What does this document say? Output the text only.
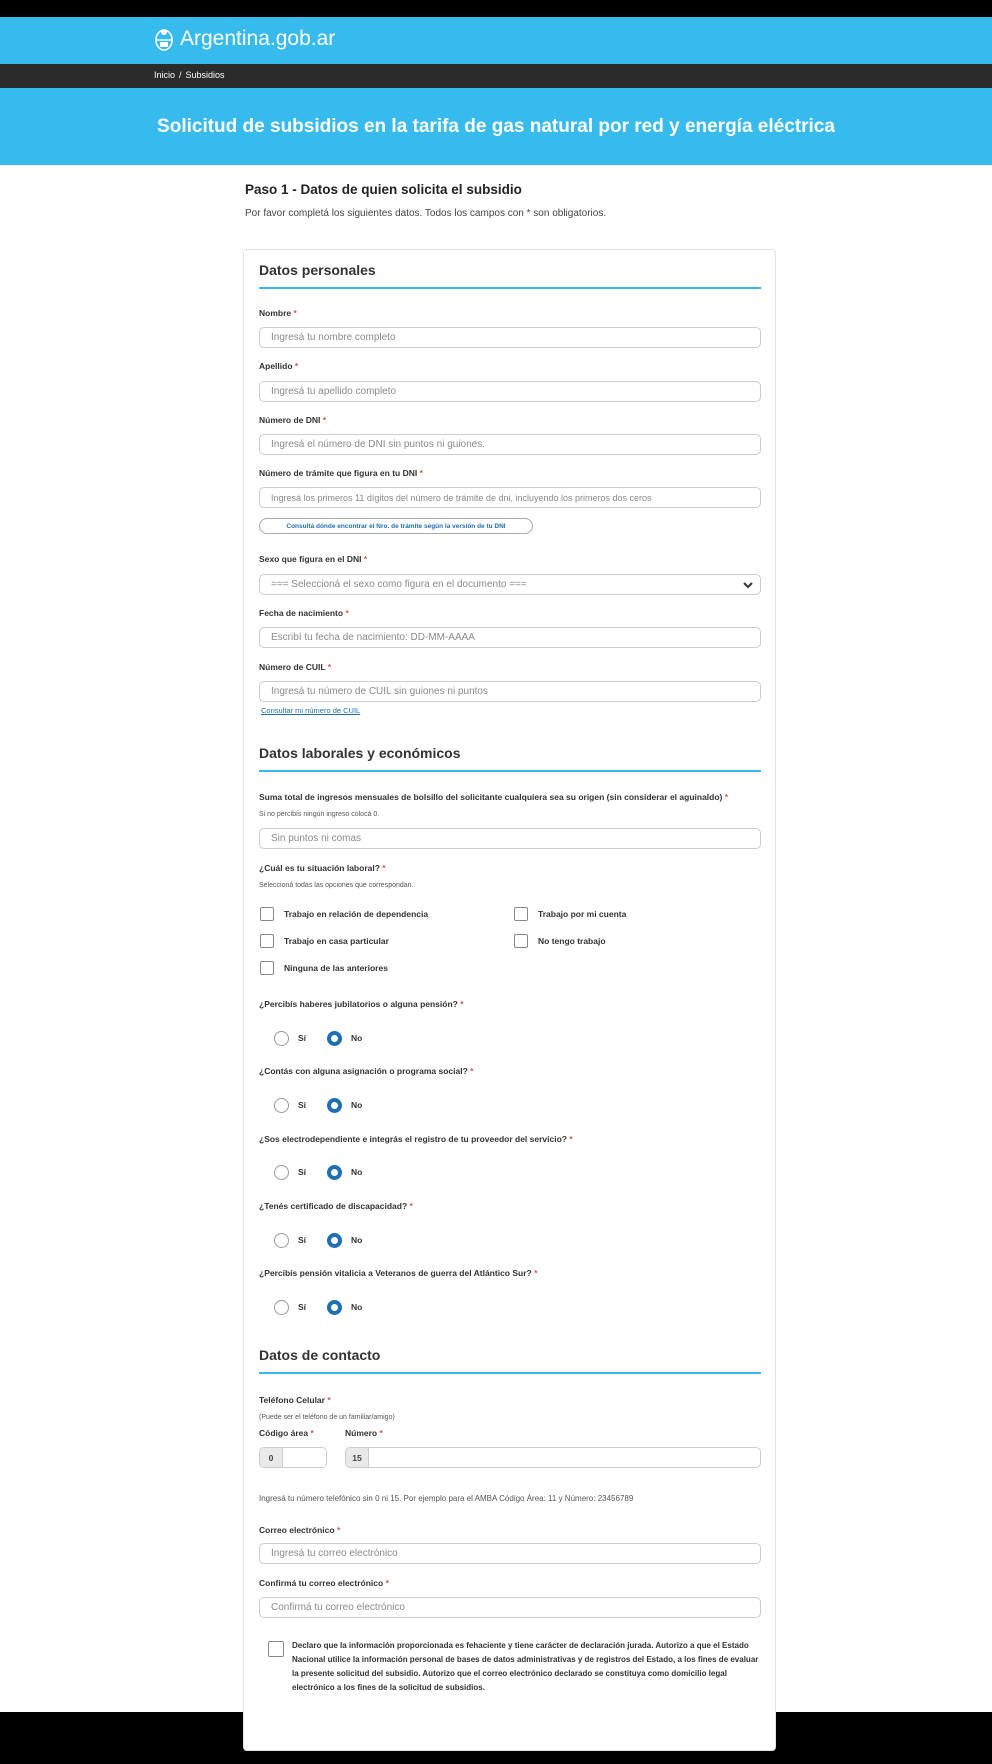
Argentina.gob.ar
Inicio / Subsidios
Solicitud de subsidios en la tarifa de gas natural por red y energía eléctrica
Paso 1 - Datos de quien solicita el subsidio
Por favor completá los siguientes datos. Todos los campos con * son obligatorios.
Datos personales
Nombre *
Ingresá tu nombre completo
Apellido *
Ingresá tu apellido completo
Número de DNI *
Ingresá el número de DNI sin puntos ni guiones.
Número de trámite que figura en tu DNI *
Ingresá los primeros 11 dígitos del número de trámite de dni, incluyendo los primeros dos ceros
Consultá dónde encontrar el Nro. de trámite según la versión de tu DNI
Sexo que figura en el DNI *
=== Seleccioná el sexo como figura en el documento ===
Fecha de nacimiento *
Escribí tu fecha de nacimiento: DD-MM-AAAA
Número de CUIL *
Ingresá tu número de CUIL sin guiones ni puntos
Consultar mi número de CUIL
Datos laborales y económicos
Suma total de ingresos mensuales de bolsillo del solicitante cualquiera sea su origen (sin considerar el aguinaldo) *
Si no percibís ningún ingreso colocá 0.
Sin puntos ni comas
¿Cuál es tu situación laboral? *
Seleccioná todas las opciones que correspondan.
Trabajo en relación de dependencia	Trabajo por mi cuenta
Trabajo en casa particular	No tengo trabajo
Ninguna de las anteriores
¿Percibís haberes jubilatorios o alguna pensión? *
Sí	No
¿Contás con alguna asignación o programa social? *
Sí	No
¿Sos electrodependiente e integrás el registro de tu proveedor del servicio? *
Sí	No
¿Tenés certificado de discapacidad? *
Sí	No
¿Percibís pensión vitalicia a Veteranos de guerra del Atlántico Sur? *
Sí	No
Datos de contacto
Teléfono Celular *
(Puede ser el teléfono de un familiar/amigo)
Código área *	Número *
0	15
Ingresá tu número telefónico sin 0 ni 15. Por ejemplo para el AMBA Código Área: 11 y Número: 23456789
Correo electrónico *
Ingresá tu correo electrónico
Confirmá tu correo electrónico *
Confirmá tu correo electrónico
Declaro que la información proporcionada es fehaciente y tiene carácter de declaración jurada. Autorizo a que el Estado Nacional utilice la información personal de bases de datos administrativas y de registros del Estado, a los fines de evaluar la presente solicitud del subsidio. Autorizo que el correo electrónico declarado se constituya como domicilio legal electrónico a los fines de la solicitud de subsidios.
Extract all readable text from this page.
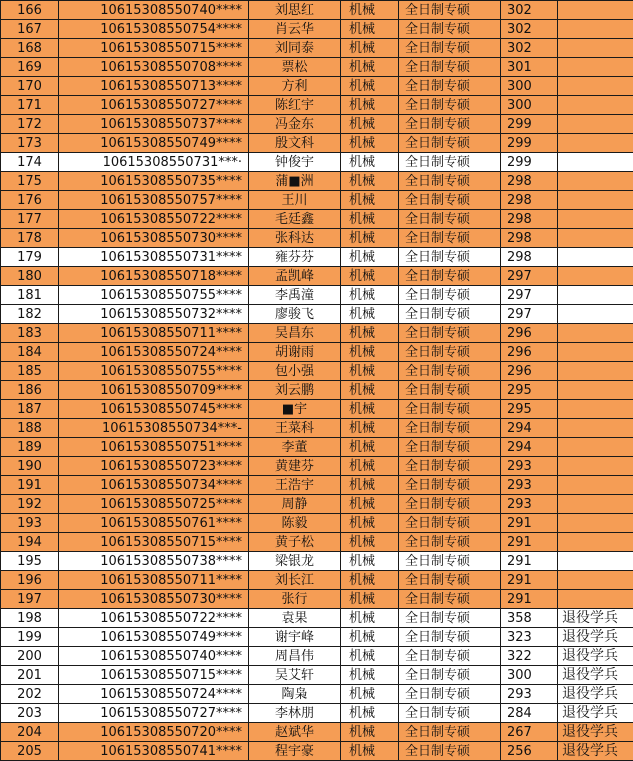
166	10615308550740****	刘思红	机械	全日制专硕	302	
167	10615308550754****	肖云华	机械	全日制专硕	302	
168	10615308550715****	刘同泰	机械	全日制专硕	302	
169	10615308550708****	票松	机械	全日制专硕	301	
170	10615308550713****	方利	机械	全日制专硕	300	
171	10615308550727****	陈红宇	机械	全日制专硕	300	
172	10615308550737****	冯金东	机械	全日制专硕	299	
173	10615308550749****	殷文科	机械	全日制专硕	299	
174	10615308550731***·	钟俊宇	机械	全日制专硕	299	
175	10615308550735****	蒲■洲	机械	全日制专硕	298	
176	10615308550757****	王川	机械	全日制专硕	298	
177	10615308550722****	毛廷鑫	机械	全日制专硕	298	
178	10615308550730****	张科达	机械	全日制专硕	298	
179	10615308550731****	雍芬芬	机械	全日制专硕	298	
180	10615308550718****	孟凯峰	机械	全日制专硕	297	
181	10615308550755****	李禹潼	机械	全日制专硕	297	
182	10615308550732****	廖骏飞	机械	全日制专硕	297	
183	10615308550711****	吴昌东	机械	全日制专硕	296	
184	10615308550724****	胡谢雨	机械	全日制专硕	296	
185	10615308550755****	包小强	机械	全日制专硕	296	
186	10615308550709****	刘云鹏	机械	全日制专硕	295	
187	10615308550745****	■宇	机械	全日制专硕	295	
188	10615308550734***-	王菜科	机械	全日制专硕	294	
189	10615308550751****	李董	机械	全日制专硕	294	
190	10615308550723****	黄建芬	机械	全日制专硕	293	
191	10615308550734****	王浩宇	机械	全日制专硕	293	
192	10615308550725****	周静	机械	全日制专硕	293	
193	10615308550761****	陈毅	机械	全日制专硕	291	
194	10615308550715****	黄子松	机械	全日制专硕	291	
195	10615308550738****	梁银龙	机械	全日制专硕	291	
196	10615308550711****	刘长江	机械	全日制专硕	291	
197	10615308550730****	张行	机械	全日制专硕	291	
198	10615308550722****	袁果	机械	全日制专硕	358	退役学兵
199	10615308550749****	谢宇峰	机械	全日制专硕	323	退役学兵
200	10615308550740****	周昌伟	机械	全日制专硕	322	退役学兵
201	10615308550715****	吴艾轩	机械	全日制专硕	300	退役学兵
202	10615308550724****	陶枭	机械	全日制专硕	293	退役学兵
203	10615308550727****	李林朋	机械	全日制专硕	284	退役学兵
204	10615308550720****	赵斌华	机械	全日制专硕	267	退役学兵
205	10615308550741****	程宇豪	机械	全日制专硕	256	退役学兵
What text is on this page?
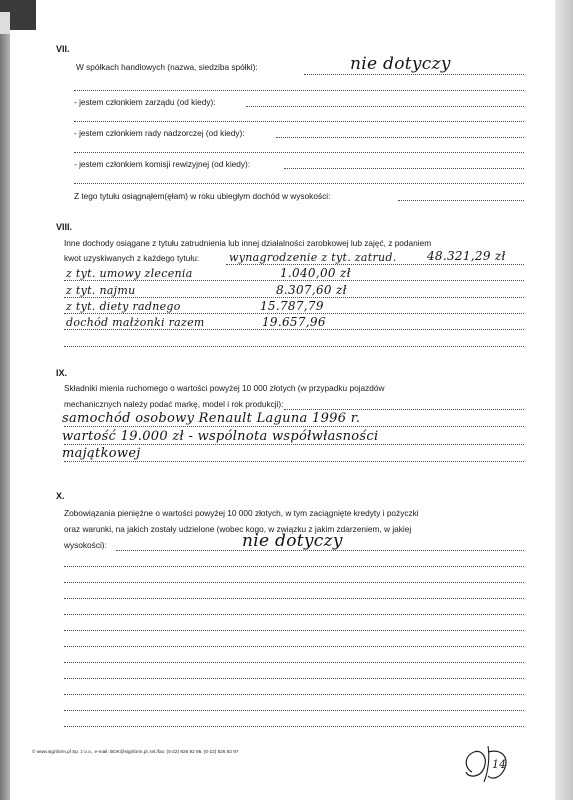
VII.
W spółkach handlowych (nazwa, siedziba spółki):	nie dotyczy
- jestem członkiem zarządu (od kiedy):
- jestem członkiem rady nadzorczej (od kiedy):
- jestem członkiem komisji rewizyjnej (od kiedy):
Z tego tytułu osiągnąłem(ęłam) w roku ubiegłym dochód w wysokości:
VIII.
Inne dochody osiągane z tytułu zatrudnienia lub innej działalności zarobkowej lub zajęć, z podaniem
kwot uzyskiwanych z każdego tytułu:	wynagrodzenie z tyt. zatrud.	48.321,29 zł
z tyt. umowy zlecenia	1.040,00 zł
z tyt. najmu	8.307,60 zł
z tyt. diety radnego	15.787,79
dochód małżonki razem	19.657,96
IX.
Składniki mienia ruchomego o wartości powyżej 10 000 złotych (w przypadku pojazdów
mechanicznych należy podać markę, model i rok produkcji):
samochód osobowy Renault Laguna 1996 r.
wartość 19.000 zł - wspólnota współwłasności
majątkowej
X.
Zobowiązania pieniężne o wartości powyżej 10 000 złotych, w tym zaciągnięte kredyty i pożyczki
oraz warunki, na jakich zostały udzielone (wobec kogo, w związku z jakim zdarzeniem, w jakiej
wysokości):	nie dotyczy
© www.signform.pl Sp. z o.o., e-mail: BOK@signform.pl, tel./fax: (0-22) 826 92 95, (0-22) 826 92 97
14
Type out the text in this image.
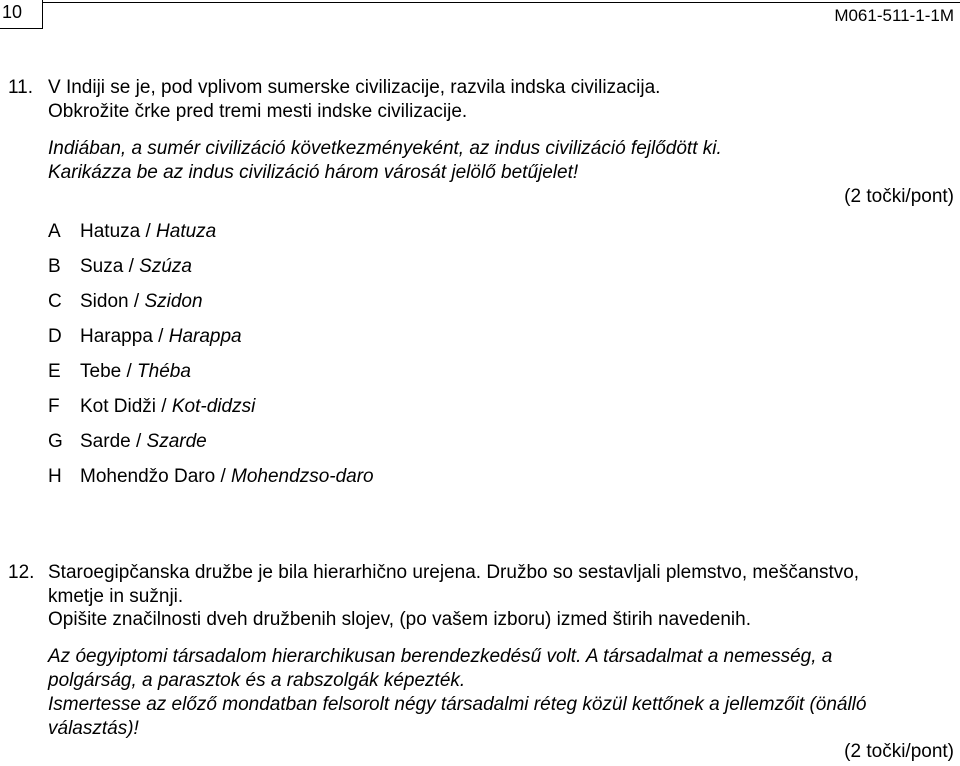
10	M061-511-1-1M
11. V Indiji se je, pod vplivom sumerske civilizacije, razvila indska civilizacija.
Obkrožite črke pred tremi mesti indske civilizacije.
Indiában, a sumér civilizáció következményeként, az indus civilizáció fejlődött ki.
Karikázza be az indus civilizáció három városát jelölő betűjelet!
(2 točki/pont)
A Hatuza / Hatuza
B Suza / Szúza
C Sidon / Szidon
D Harappa / Harappa
E Tebe / Théba
F Kot Didži / Kot-didzsi
G Sarde / Szarde
H Mohendžo Daro / Mohendzso-daro
12. Staroegipčanska družbe je bila hierarhično urejena. Družbo so sestavljali plemstvo, meščanstvo,
kmetje in sužnji.
Opišite značilnosti dveh družbenih slojev, (po vašem izboru) izmed štirih navedenih.
Az óegyiptomi társadalom hierarchikusan berendezkedésű volt. A társadalmat a nemesség, a
polgárság, a parasztok és a rabszolgák képezték.
Ismertesse az előző mondatban felsorolt négy társadalmi réteg közül kettőnek a jellemzőit (önálló
választás)!
(2 točki/pont)
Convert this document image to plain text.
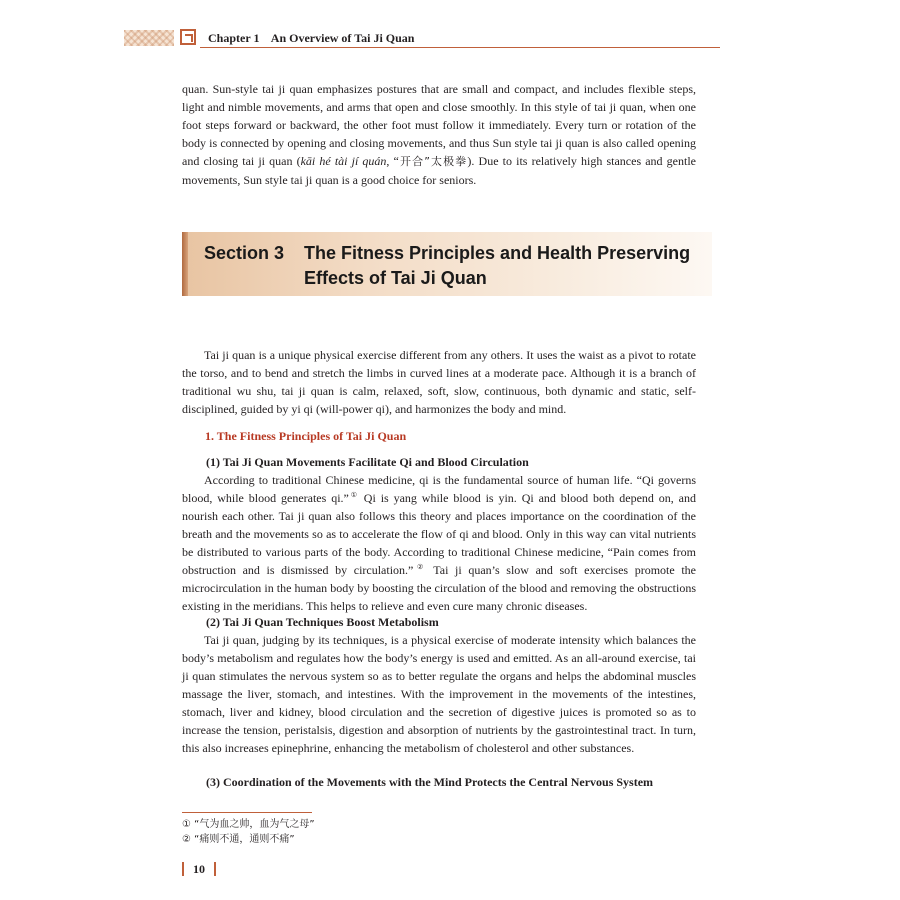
Chapter 1    An Overview of Tai Ji Quan

quan. Sun-style tai ji quan emphasizes postures that are small and compact, and includes flexible steps, light and nimble movements, and arms that open and close smoothly. In this style of tai ji quan, when one foot steps forward or backward, the other foot must follow it immediately. Every turn or rotation of the body is connected by opening and closing movements, and thus Sun style tai ji quan is also called opening and closing tai ji quan (kāi hé tài jí quán, “开合”太极拳). Due to its relatively high stances and gentle movements, Sun style tai ji quan is a good choice for seniors.

Section 3 The Fitness Principles and Health Preserving Effects of Tai Ji Quan

Tai ji quan is a unique physical exercise different from any others. It uses the waist as a pivot to rotate the torso, and to bend and stretch the limbs in curved lines at a moderate pace. Although it is a branch of traditional wu shu, tai ji quan is calm, relaxed, soft, slow, continuous, both dynamic and static, self-disciplined, guided by yi qi (will-power qi), and harmonizes the body and mind.

1. The Fitness Principles of Tai Ji Quan
(1) Tai Ji Quan Movements Facilitate Qi and Blood Circulation

According to traditional Chinese medicine, qi is the fundamental source of human life. “Qi governs blood, while blood generates qi.”① Qi is yang while blood is yin. Qi and blood both depend on, and nourish each other. Tai ji quan also follows this theory and places importance on the coordination of the breath and the movements so as to accelerate the flow of qi and blood. Only in this way can vital nutrients be distributed to various parts of the body. According to traditional Chinese medicine, “Pain comes from obstruction and is dismissed by circulation.”② Tai ji quan’s slow and soft exercises promote the microcirculation in the human body by boosting the circulation of the blood and removing the obstructions existing in the meridians. This helps to relieve and even cure many chronic diseases.

(2) Tai Ji Quan Techniques Boost Metabolism

Tai ji quan, judging by its techniques, is a physical exercise of moderate intensity which balances the body’s metabolism and regulates how the body’s energy is used and emitted. As an all-around exercise, tai ji quan stimulates the nervous system so as to better regulate the organs and helps the abdominal muscles massage the liver, stomach, and intestines. With the improvement in the movements of the intestines, stomach, liver and kidney, blood circulation and the secretion of digestive juices is promoted so as to increase the tension, peristalsis, digestion and absorption of nutrients by the gastrointestinal tract. In turn, this also increases epinephrine, enhancing the metabolism of cholesterol and other substances.

(3) Coordination of the Movements with the Mind Protects the Central Nervous System
① “气为血之帅，血为气之母”
② “痛则不通，通则不痛”
10
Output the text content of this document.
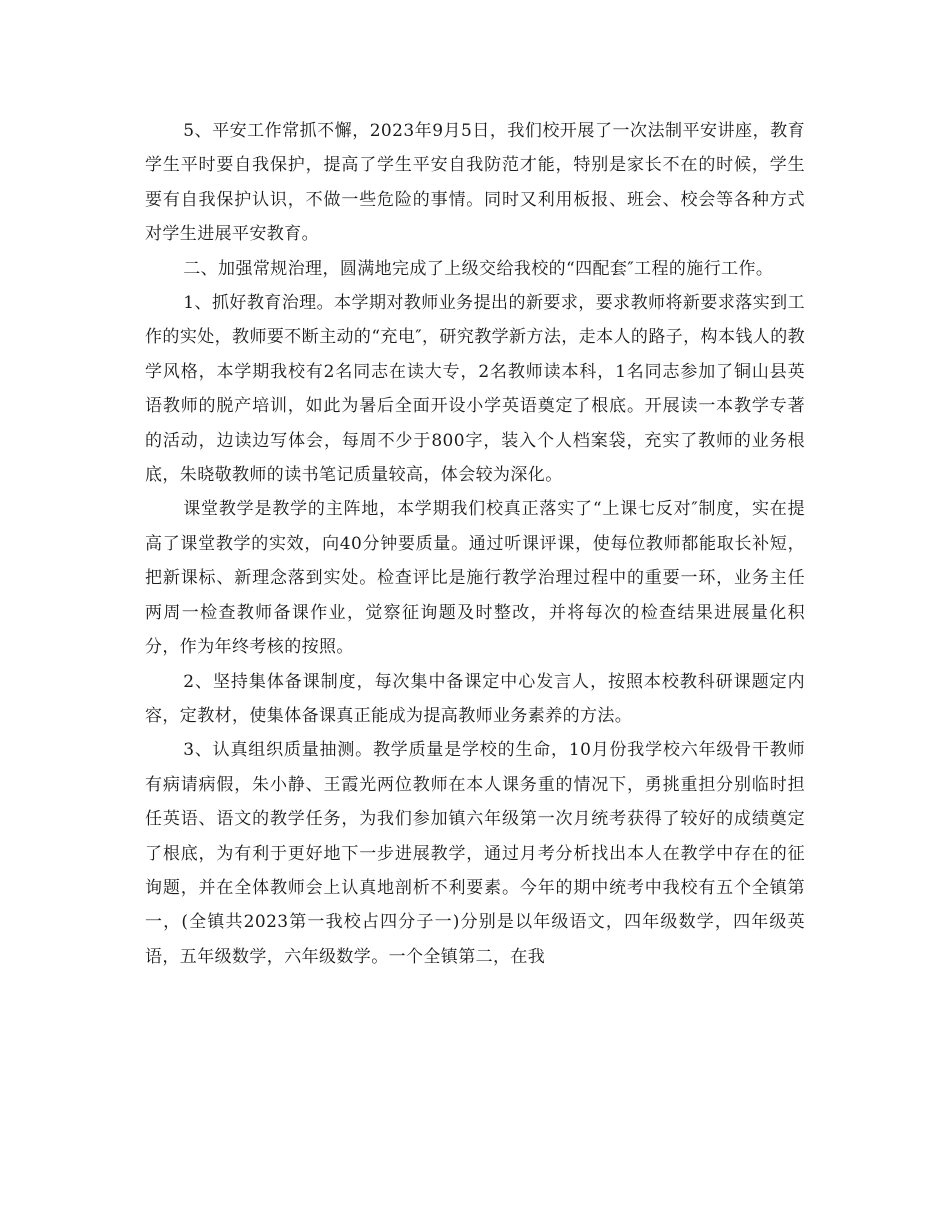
5、平安工作常抓不懈，2023年9月5日，我们校开展了一次法制平安讲座，教育学生平时要自我保护，提高了学生平安自我防范才能，特别是家长不在的时候，学生要有自我保护认识，不做一些危险的事情。同时又利用板报、班会、校会等各种方式对学生进展平安教育。

二、加强常规治理，圆满地完成了上级交给我校的“四配套″工程的施行工作。

1、抓好教育治理。本学期对教师业务提出的新要求，要求教师将新要求落实到工作的实处，教师要不断主动的“充电″，研究教学新方法，走本人的路子，构本钱人的教学风格，本学期我校有2名同志在读大专，2名教师读本科，1名同志参加了铜山县英语教师的脱产培训，如此为暑后全面开设小学英语奠定了根底。开展读一本教学专著的活动，边读边写体会，每周不少于800字，装入个人档案袋，充实了教师的业务根底，朱晓敬教师的读书笔记质量较高，体会较为深化。

课堂教学是教学的主阵地，本学期我们校真正落实了“上课七反对″制度，实在提高了课堂教学的实效，向40分钟要质量。通过听课评课，使每位教师都能取长补短，把新课标、新理念落到实处。检查评比是施行教学治理过程中的重要一环，业务主任两周一检查教师备课作业，觉察征询题及时整改，并将每次的检查结果进展量化积分，作为年终考核的按照。

2、坚持集体备课制度，每次集中备课定中心发言人，按照本校教科研课题定内容，定教材，使集体备课真正能成为提高教师业务素养的方法。

3、认真组织质量抽测。教学质量是学校的生命，10月份我学校六年级骨干教师有病请病假，朱小静、王霞光两位教师在本人课务重的情况下，勇挑重担分别临时担任英语、语文的教学任务，为我们参加镇六年级第一次月统考获得了较好的成绩奠定了根底，为有利于更好地下一步进展教学，通过月考分析找出本人在教学中存在的征询题，并在全体教师会上认真地剖析不利要素。今年的期中统考中我校有五个全镇第一，(全镇共2023第一我校占四分子一)分别是以年级语文，四年级数学，四年级英语，五年级数学，六年级数学。一个全镇第二，在我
○ ○ ○
**YOUR OBJECTIVE**
Identify each line in the records above that contains the word "moderate", and copy it out in full.

**TASK RESPONSE**
Tai ji quan is a unique physical exercise different from any others. It uses the waist as a pivot to rotate the torso, and to bend and stretch the limbs in curved lines at a moderate pace. Although it is a branch of traditional wu shu, tai ji quan is calm, relaxed, soft, slow, continuous, both dynamic and static, self-disciplined, guided by yi qi (will-power qi), and harmonizes the body and mind.
Tai ji quan, judging by its techniques, is a physical exercise of moderate intensity which balances the body’s metabolism and regulates how the body’s energy is used and emitted. As an all-around exercise, tai ji quan stimulates the nervous system so as to better regulate the organs and helps the abdominal muscles massage the liver, stomach, and intestines. With the improvement in the movements of the intestines, stomach, liver and kidney, blood circulation and the secretion of digestive juices is promoted so as to increase the tension, peristalsis, digestion and absorption of nutrients by the gastrointestinal tract. In turn, this also increases epinephrine, enhancing the metabolism of cholesterol and other substances.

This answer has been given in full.